*** Material provided

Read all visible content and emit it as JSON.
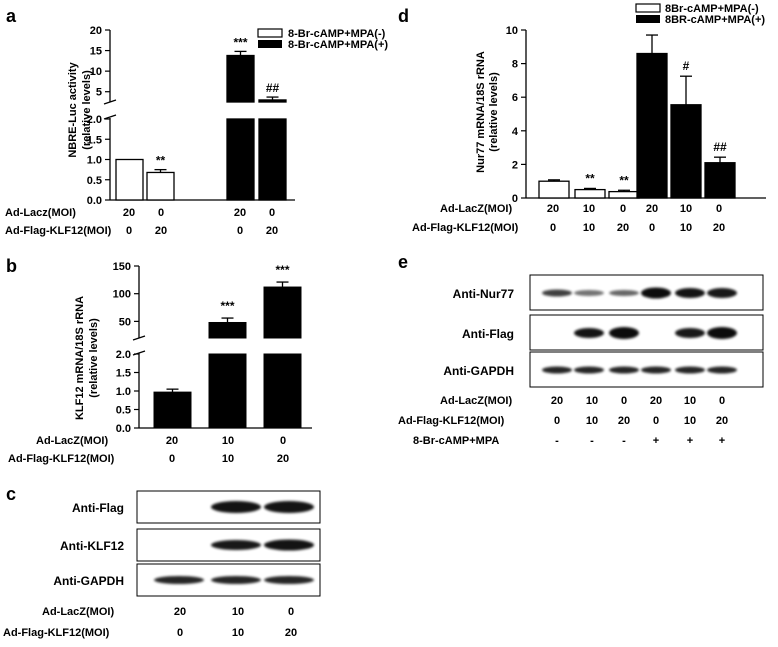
{
  "panels": {
    "a": {
      "letter": "a",
      "ylabel": "NBRE-Luc activity",
      "ylabel2": "(relative levels)",
      "legend": [
        "8-Br-cAMP+MPA(-)",
        "8-Br-cAMP+MPA(+)"
      ],
      "row_labels": [
        "Ad-Lacz(MOI)",
        "Ad-Flag-KLF12(MOI)"
      ],
      "rows": [
        [
          "20",
          "0",
          "20",
          "0"
        ],
        [
          "0",
          "20",
          "0",
          "20"
        ]
      ]
    },
    "b": {
      "letter": "b",
      "ylabel": "KLF12 mRNA/18S rRNA",
      "ylabel2": "(relative levels)",
      "row_labels": [
        "Ad-LacZ(MOI)",
        "Ad-Flag-KLF12(MOI)"
      ],
      "rows": [
        [
          "20",
          "10",
          "0"
        ],
        [
          "0",
          "10",
          "20"
        ]
      ]
    },
    "c": {
      "letter": "c",
      "blots": [
        "Anti-Flag",
        "Anti-KLF12",
        "Anti-GAPDH"
      ],
      "row_labels": [
        "Ad-LacZ(MOI)",
        "Ad-Flag-KLF12(MOI)"
      ],
      "rows": [
        [
          "20",
          "10",
          "0"
        ],
        [
          "0",
          "10",
          "20"
        ]
      ]
    },
    "d": {
      "letter": "d",
      "ylabel": "Nur77 mRNA/18S rRNA",
      "ylabel2": "(relative levels)",
      "legend": [
        "8Br-cAMP+MPA(-)",
        "8BR-cAMP+MPA(+)"
      ],
      "row_labels": [
        "Ad-LacZ(MOI)",
        "Ad-Flag-KLF12(MOI)"
      ],
      "rows": [
        [
          "20",
          "10",
          "0",
          "20",
          "10",
          "0"
        ],
        [
          "0",
          "10",
          "20",
          "0",
          "10",
          "20"
        ]
      ]
    },
    "e": {
      "letter": "e",
      "blots": [
        "Anti-Nur77",
        "Anti-Flag",
        "Anti-GAPDH"
      ],
      "row_labels": [
        "Ad-LacZ(MOI)",
        "Ad-Flag-KLF12(MOI)",
        "8-Br-cAMP+MPA"
      ],
      "rows": [
        [
          "20",
          "10",
          "0",
          "20",
          "10",
          "0"
        ],
        [
          "0",
          "10",
          "20",
          "0",
          "10",
          "20"
        ],
        [
          "-",
          "-",
          "-",
          "+",
          "+",
          "+"
        ]
      ]
    }
  },
  "chart_data": [
    {
      "panel": "a",
      "type": "bar",
      "ylabel": "NBRE-Luc activity (relative levels)",
      "axis_break": true,
      "yticks_lower": [
        "0.0",
        "0.5",
        "1.0",
        "1.5",
        "2.0"
      ],
      "yticks_upper": [
        "5",
        "10",
        "15",
        "20"
      ],
      "series": [
        {
          "name": "8-Br-cAMP+MPA(-)",
          "values": [
            1.0,
            0.68
          ],
          "errors": [
            0.0,
            0.07
          ],
          "fill": "#ffffff"
        },
        {
          "name": "8-Br-cAMP+MPA(+)",
          "values": [
            13.8,
            3.0
          ],
          "errors": [
            1.0,
            0.7
          ],
          "fill": "#000000"
        }
      ],
      "annotations": [
        "**",
        "***",
        "##"
      ]
    },
    {
      "panel": "b",
      "type": "bar",
      "ylabel": "KLF12 mRNA/18S rRNA (relative levels)",
      "axis_break": true,
      "yticks_lower": [
        "0.0",
        "0.5",
        "1.0",
        "1.5",
        "2.0"
      ],
      "yticks_upper": [
        "50",
        "100",
        "150"
      ],
      "values": [
        0.97,
        48,
        112
      ],
      "errors": [
        0.08,
        8,
        9
      ],
      "annotations": [
        "***",
        "***"
      ]
    },
    {
      "panel": "d",
      "type": "bar",
      "ylabel": "Nur77 mRNA/18S rRNA (relative levels)",
      "ylim": [
        0,
        10
      ],
      "yticks": [
        "0",
        "2",
        "4",
        "6",
        "8",
        "10"
      ],
      "series": [
        {
          "name": "8Br-cAMP+MPA(-)",
          "values": [
            1.0,
            0.5,
            0.38
          ],
          "errors": [
            0.08,
            0.07,
            0.08
          ],
          "fill": "#ffffff"
        },
        {
          "name": "8BR-cAMP+MPA(+)",
          "values": [
            8.6,
            5.55,
            2.1
          ],
          "errors": [
            1.1,
            1.7,
            0.33
          ],
          "fill": "#000000"
        }
      ],
      "annotations": [
        "**",
        "**",
        "#",
        "##"
      ]
    }
  ]
}
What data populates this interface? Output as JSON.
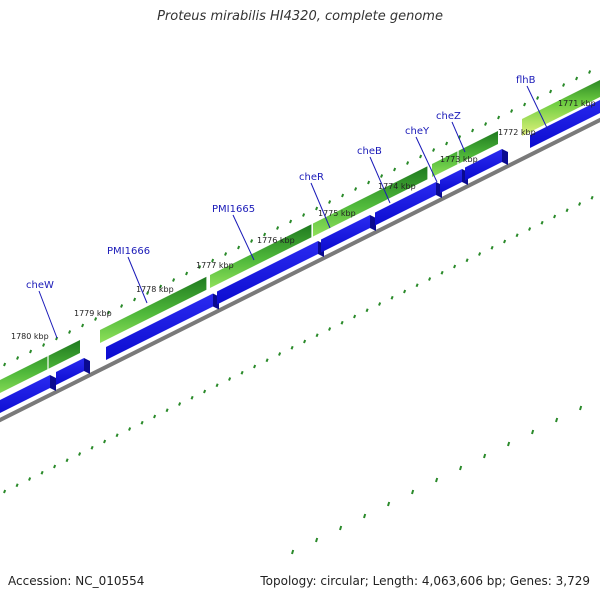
{
  "title": "Proteus mirabilis HI4320, complete genome",
  "footer": {
    "accession": "Accession: NC_010554",
    "summary": "Topology: circular; Length: 4,063,606 bp; Genes: 3,729"
  },
  "colors": {
    "gene_label": "#1a1ab8",
    "cds_blue": "#1010e6",
    "cds_blue_side": "#0a0a90",
    "gene_green_dark": "#1f7a1f",
    "gene_green_light": "#7ad84a",
    "gene_green_yellow": "#d8f070",
    "backbone": "#888888",
    "tick": "#2a8a2a"
  },
  "kbp_labels": [
    "1771 kbp",
    "1772 kbp",
    "1773 kbp",
    "1774 kbp",
    "1775 kbp",
    "1776 kbp",
    "1777 kbp",
    "1778 kbp",
    "1779 kbp",
    "1780 kbp"
  ],
  "gene_labels": [
    "flhB",
    "cheZ",
    "cheY",
    "cheB",
    "cheR",
    "PMI1665",
    "PMI1666",
    "cheW"
  ]
}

******

Required work:
Please return only the lines running from the line with "What data populates" to the final line of the data, both included, exactly and without any pictures.

Result for this task:
What data populates this interface? Output as JSON.
{
  "title": "Proteus mirabilis HI4320, complete genome",
  "footer": {
    "accession": "Accession: NC_010554",
    "summary": "Topology: circular; Length: 4,063,606 bp; Genes: 3,729"
  },
  "colors": {
    "gene_label": "#1a1ab8",
    "cds_blue": "#1010e6",
    "cds_blue_side": "#0a0a90",
    "gene_green_dark": "#1f7a1f",
    "gene_green_light": "#7ad84a",
    "gene_green_yellow": "#d8f070",
    "backbone": "#888888",
    "tick": "#2a8a2a"
  },
  "kbp_labels": [
    "1771 kbp",
    "1772 kbp",
    "1773 kbp",
    "1774 kbp",
    "1775 kbp",
    "1776 kbp",
    "1777 kbp",
    "1778 kbp",
    "1779 kbp",
    "1780 kbp"
  ],
  "gene_labels": [
    "flhB",
    "cheZ",
    "cheY",
    "cheB",
    "cheR",
    "PMI1665",
    "PMI1666",
    "cheW"
  ]
}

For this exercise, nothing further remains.